__STATED TASK__:
Render the material again word for word, skipping the pictures in it.
— BEGIN ENTRIES SHOWN —
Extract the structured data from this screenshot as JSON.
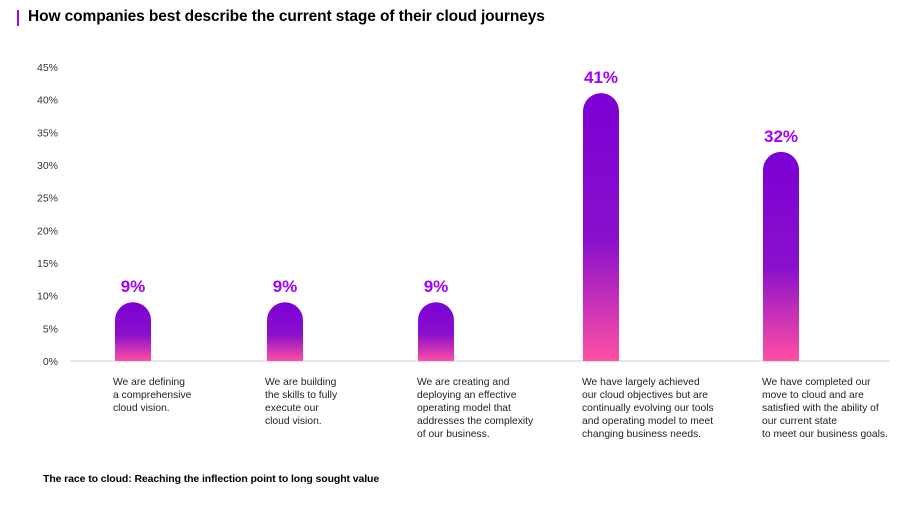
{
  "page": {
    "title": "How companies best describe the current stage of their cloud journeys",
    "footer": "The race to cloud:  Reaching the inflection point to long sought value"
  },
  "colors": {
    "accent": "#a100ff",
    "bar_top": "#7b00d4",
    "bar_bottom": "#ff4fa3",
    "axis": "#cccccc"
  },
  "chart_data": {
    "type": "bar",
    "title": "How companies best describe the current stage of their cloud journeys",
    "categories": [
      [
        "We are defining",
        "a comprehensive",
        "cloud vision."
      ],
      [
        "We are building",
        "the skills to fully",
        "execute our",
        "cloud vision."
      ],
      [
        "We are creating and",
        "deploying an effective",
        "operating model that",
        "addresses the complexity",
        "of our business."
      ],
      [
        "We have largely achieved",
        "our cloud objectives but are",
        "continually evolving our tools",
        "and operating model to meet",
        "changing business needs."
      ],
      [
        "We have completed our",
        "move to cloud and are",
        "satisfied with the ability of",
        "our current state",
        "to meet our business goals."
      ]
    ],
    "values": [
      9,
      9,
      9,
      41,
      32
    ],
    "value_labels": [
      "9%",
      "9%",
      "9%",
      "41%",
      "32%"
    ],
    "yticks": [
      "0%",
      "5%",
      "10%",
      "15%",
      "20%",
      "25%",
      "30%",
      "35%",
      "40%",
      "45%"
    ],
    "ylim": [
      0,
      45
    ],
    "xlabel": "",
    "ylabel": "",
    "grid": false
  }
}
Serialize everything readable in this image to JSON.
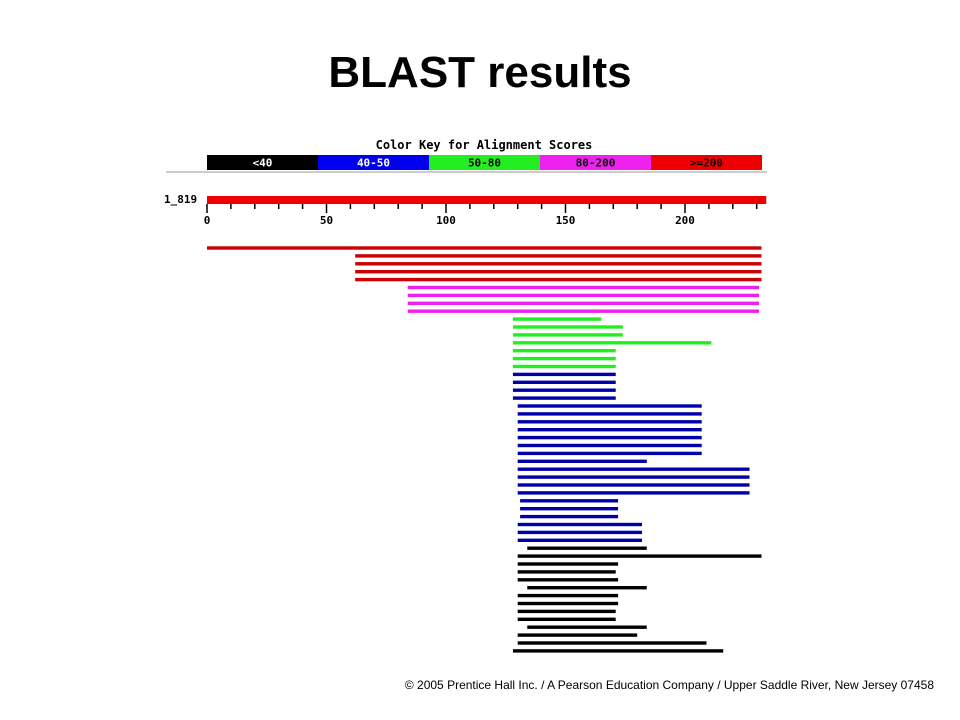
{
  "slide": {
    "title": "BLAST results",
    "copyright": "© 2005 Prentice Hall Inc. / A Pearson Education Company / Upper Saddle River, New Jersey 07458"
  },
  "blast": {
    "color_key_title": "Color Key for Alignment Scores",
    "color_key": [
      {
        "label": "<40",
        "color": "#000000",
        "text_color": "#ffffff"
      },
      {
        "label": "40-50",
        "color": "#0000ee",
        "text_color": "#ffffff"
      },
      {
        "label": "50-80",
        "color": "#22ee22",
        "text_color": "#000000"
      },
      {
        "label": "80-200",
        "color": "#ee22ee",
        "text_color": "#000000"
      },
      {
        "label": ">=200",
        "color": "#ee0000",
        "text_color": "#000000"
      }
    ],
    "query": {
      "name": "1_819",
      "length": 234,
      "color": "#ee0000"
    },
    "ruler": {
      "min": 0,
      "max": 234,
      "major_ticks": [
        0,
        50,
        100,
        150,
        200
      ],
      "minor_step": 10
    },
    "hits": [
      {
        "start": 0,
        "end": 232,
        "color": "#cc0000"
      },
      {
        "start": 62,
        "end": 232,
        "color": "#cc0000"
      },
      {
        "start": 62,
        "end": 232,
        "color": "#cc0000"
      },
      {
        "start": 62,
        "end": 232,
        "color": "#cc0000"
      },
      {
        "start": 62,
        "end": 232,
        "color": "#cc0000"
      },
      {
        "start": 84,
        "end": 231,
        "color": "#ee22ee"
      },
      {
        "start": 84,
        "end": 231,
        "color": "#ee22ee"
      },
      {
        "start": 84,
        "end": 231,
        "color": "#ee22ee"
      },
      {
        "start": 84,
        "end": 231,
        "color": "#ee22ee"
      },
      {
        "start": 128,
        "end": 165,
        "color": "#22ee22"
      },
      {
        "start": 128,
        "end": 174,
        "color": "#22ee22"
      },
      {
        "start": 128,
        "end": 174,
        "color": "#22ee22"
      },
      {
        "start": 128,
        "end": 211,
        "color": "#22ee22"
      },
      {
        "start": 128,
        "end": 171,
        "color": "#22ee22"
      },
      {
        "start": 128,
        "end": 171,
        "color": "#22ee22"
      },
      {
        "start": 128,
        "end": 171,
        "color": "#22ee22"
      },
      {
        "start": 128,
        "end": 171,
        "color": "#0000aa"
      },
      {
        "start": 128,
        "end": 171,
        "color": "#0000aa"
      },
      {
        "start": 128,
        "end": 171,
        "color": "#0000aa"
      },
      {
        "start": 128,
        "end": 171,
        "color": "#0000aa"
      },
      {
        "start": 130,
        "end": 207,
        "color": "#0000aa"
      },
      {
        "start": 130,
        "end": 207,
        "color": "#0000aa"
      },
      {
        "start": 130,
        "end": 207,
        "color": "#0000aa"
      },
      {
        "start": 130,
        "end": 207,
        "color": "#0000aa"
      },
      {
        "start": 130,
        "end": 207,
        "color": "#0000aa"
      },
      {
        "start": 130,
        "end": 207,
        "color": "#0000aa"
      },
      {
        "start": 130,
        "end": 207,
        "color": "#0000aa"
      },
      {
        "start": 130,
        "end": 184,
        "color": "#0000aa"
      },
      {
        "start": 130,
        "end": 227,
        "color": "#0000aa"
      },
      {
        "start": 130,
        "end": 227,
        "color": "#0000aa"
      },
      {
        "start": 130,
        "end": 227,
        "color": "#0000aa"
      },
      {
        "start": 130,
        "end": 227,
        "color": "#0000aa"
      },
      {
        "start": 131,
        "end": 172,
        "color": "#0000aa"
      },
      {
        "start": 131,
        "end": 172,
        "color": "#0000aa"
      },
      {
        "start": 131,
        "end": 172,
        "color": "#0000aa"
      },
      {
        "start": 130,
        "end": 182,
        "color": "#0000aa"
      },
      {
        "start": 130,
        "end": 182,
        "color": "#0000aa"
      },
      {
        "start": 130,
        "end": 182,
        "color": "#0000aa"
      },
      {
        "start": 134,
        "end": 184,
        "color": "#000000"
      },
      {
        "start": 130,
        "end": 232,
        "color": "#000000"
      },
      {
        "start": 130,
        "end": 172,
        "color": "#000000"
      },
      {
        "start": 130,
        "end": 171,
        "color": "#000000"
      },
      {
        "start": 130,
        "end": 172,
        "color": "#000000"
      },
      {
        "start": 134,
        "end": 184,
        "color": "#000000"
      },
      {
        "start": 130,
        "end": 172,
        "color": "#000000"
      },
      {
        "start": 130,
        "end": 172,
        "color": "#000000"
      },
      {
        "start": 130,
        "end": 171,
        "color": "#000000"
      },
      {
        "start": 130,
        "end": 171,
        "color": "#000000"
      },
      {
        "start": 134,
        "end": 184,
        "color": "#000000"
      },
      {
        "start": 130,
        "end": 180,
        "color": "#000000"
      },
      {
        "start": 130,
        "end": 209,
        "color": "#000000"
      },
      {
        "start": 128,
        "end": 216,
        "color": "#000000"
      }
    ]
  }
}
— END ENTRIES SHOWN —
__CORRECT RESULT__:
Extract the structured data from this screenshot as JSON.
{
  "page": {
    "title": "How companies best describe the current stage of their cloud journeys",
    "footer": "The race to cloud:  Reaching the inflection point to long sought value"
  },
  "colors": {
    "accent": "#a100ff",
    "bar_top": "#7b00d4",
    "bar_bottom": "#ff4fa3",
    "axis": "#cccccc"
  },
  "chart_data": {
    "type": "bar",
    "title": "How companies best describe the current stage of their cloud journeys",
    "categories": [
      [
        "We are defining",
        "a comprehensive",
        "cloud vision."
      ],
      [
        "We are building",
        "the skills to fully",
        "execute our",
        "cloud vision."
      ],
      [
        "We are creating and",
        "deploying an effective",
        "operating model that",
        "addresses the complexity",
        "of our business."
      ],
      [
        "We have largely achieved",
        "our cloud objectives but are",
        "continually evolving our tools",
        "and operating model to meet",
        "changing business needs."
      ],
      [
        "We have completed our",
        "move to cloud and are",
        "satisfied with the ability of",
        "our current state",
        "to meet our business goals."
      ]
    ],
    "values": [
      9,
      9,
      9,
      41,
      32
    ],
    "value_labels": [
      "9%",
      "9%",
      "9%",
      "41%",
      "32%"
    ],
    "yticks": [
      "0%",
      "5%",
      "10%",
      "15%",
      "20%",
      "25%",
      "30%",
      "35%",
      "40%",
      "45%"
    ],
    "ylim": [
      0,
      45
    ],
    "xlabel": "",
    "ylabel": "",
    "grid": false
  }
}
Serialize everything readable in this image to JSON.
{
  "slide": {
    "title": "BLAST results",
    "copyright": "© 2005 Prentice Hall Inc. / A Pearson Education Company / Upper Saddle River, New Jersey 07458"
  },
  "blast": {
    "color_key_title": "Color Key for Alignment Scores",
    "color_key": [
      {
        "label": "<40",
        "color": "#000000",
        "text_color": "#ffffff"
      },
      {
        "label": "40-50",
        "color": "#0000ee",
        "text_color": "#ffffff"
      },
      {
        "label": "50-80",
        "color": "#22ee22",
        "text_color": "#000000"
      },
      {
        "label": "80-200",
        "color": "#ee22ee",
        "text_color": "#000000"
      },
      {
        "label": ">=200",
        "color": "#ee0000",
        "text_color": "#000000"
      }
    ],
    "query": {
      "name": "1_819",
      "length": 234,
      "color": "#ee0000"
    },
    "ruler": {
      "min": 0,
      "max": 234,
      "major_ticks": [
        0,
        50,
        100,
        150,
        200
      ],
      "minor_step": 10
    },
    "hits": [
      {
        "start": 0,
        "end": 232,
        "color": "#cc0000"
      },
      {
        "start": 62,
        "end": 232,
        "color": "#cc0000"
      },
      {
        "start": 62,
        "end": 232,
        "color": "#cc0000"
      },
      {
        "start": 62,
        "end": 232,
        "color": "#cc0000"
      },
      {
        "start": 62,
        "end": 232,
        "color": "#cc0000"
      },
      {
        "start": 84,
        "end": 231,
        "color": "#ee22ee"
      },
      {
        "start": 84,
        "end": 231,
        "color": "#ee22ee"
      },
      {
        "start": 84,
        "end": 231,
        "color": "#ee22ee"
      },
      {
        "start": 84,
        "end": 231,
        "color": "#ee22ee"
      },
      {
        "start": 128,
        "end": 165,
        "color": "#22ee22"
      },
      {
        "start": 128,
        "end": 174,
        "color": "#22ee22"
      },
      {
        "start": 128,
        "end": 174,
        "color": "#22ee22"
      },
      {
        "start": 128,
        "end": 211,
        "color": "#22ee22"
      },
      {
        "start": 128,
        "end": 171,
        "color": "#22ee22"
      },
      {
        "start": 128,
        "end": 171,
        "color": "#22ee22"
      },
      {
        "start": 128,
        "end": 171,
        "color": "#22ee22"
      },
      {
        "start": 128,
        "end": 171,
        "color": "#0000aa"
      },
      {
        "start": 128,
        "end": 171,
        "color": "#0000aa"
      },
      {
        "start": 128,
        "end": 171,
        "color": "#0000aa"
      },
      {
        "start": 128,
        "end": 171,
        "color": "#0000aa"
      },
      {
        "start": 130,
        "end": 207,
        "color": "#0000aa"
      },
      {
        "start": 130,
        "end": 207,
        "color": "#0000aa"
      },
      {
        "start": 130,
        "end": 207,
        "color": "#0000aa"
      },
      {
        "start": 130,
        "end": 207,
        "color": "#0000aa"
      },
      {
        "start": 130,
        "end": 207,
        "color": "#0000aa"
      },
      {
        "start": 130,
        "end": 207,
        "color": "#0000aa"
      },
      {
        "start": 130,
        "end": 207,
        "color": "#0000aa"
      },
      {
        "start": 130,
        "end": 184,
        "color": "#0000aa"
      },
      {
        "start": 130,
        "end": 227,
        "color": "#0000aa"
      },
      {
        "start": 130,
        "end": 227,
        "color": "#0000aa"
      },
      {
        "start": 130,
        "end": 227,
        "color": "#0000aa"
      },
      {
        "start": 130,
        "end": 227,
        "color": "#0000aa"
      },
      {
        "start": 131,
        "end": 172,
        "color": "#0000aa"
      },
      {
        "start": 131,
        "end": 172,
        "color": "#0000aa"
      },
      {
        "start": 131,
        "end": 172,
        "color": "#0000aa"
      },
      {
        "start": 130,
        "end": 182,
        "color": "#0000aa"
      },
      {
        "start": 130,
        "end": 182,
        "color": "#0000aa"
      },
      {
        "start": 130,
        "end": 182,
        "color": "#0000aa"
      },
      {
        "start": 134,
        "end": 184,
        "color": "#000000"
      },
      {
        "start": 130,
        "end": 232,
        "color": "#000000"
      },
      {
        "start": 130,
        "end": 172,
        "color": "#000000"
      },
      {
        "start": 130,
        "end": 171,
        "color": "#000000"
      },
      {
        "start": 130,
        "end": 172,
        "color": "#000000"
      },
      {
        "start": 134,
        "end": 184,
        "color": "#000000"
      },
      {
        "start": 130,
        "end": 172,
        "color": "#000000"
      },
      {
        "start": 130,
        "end": 172,
        "color": "#000000"
      },
      {
        "start": 130,
        "end": 171,
        "color": "#000000"
      },
      {
        "start": 130,
        "end": 171,
        "color": "#000000"
      },
      {
        "start": 134,
        "end": 184,
        "color": "#000000"
      },
      {
        "start": 130,
        "end": 180,
        "color": "#000000"
      },
      {
        "start": 130,
        "end": 209,
        "color": "#000000"
      },
      {
        "start": 128,
        "end": 216,
        "color": "#000000"
      }
    ]
  }
}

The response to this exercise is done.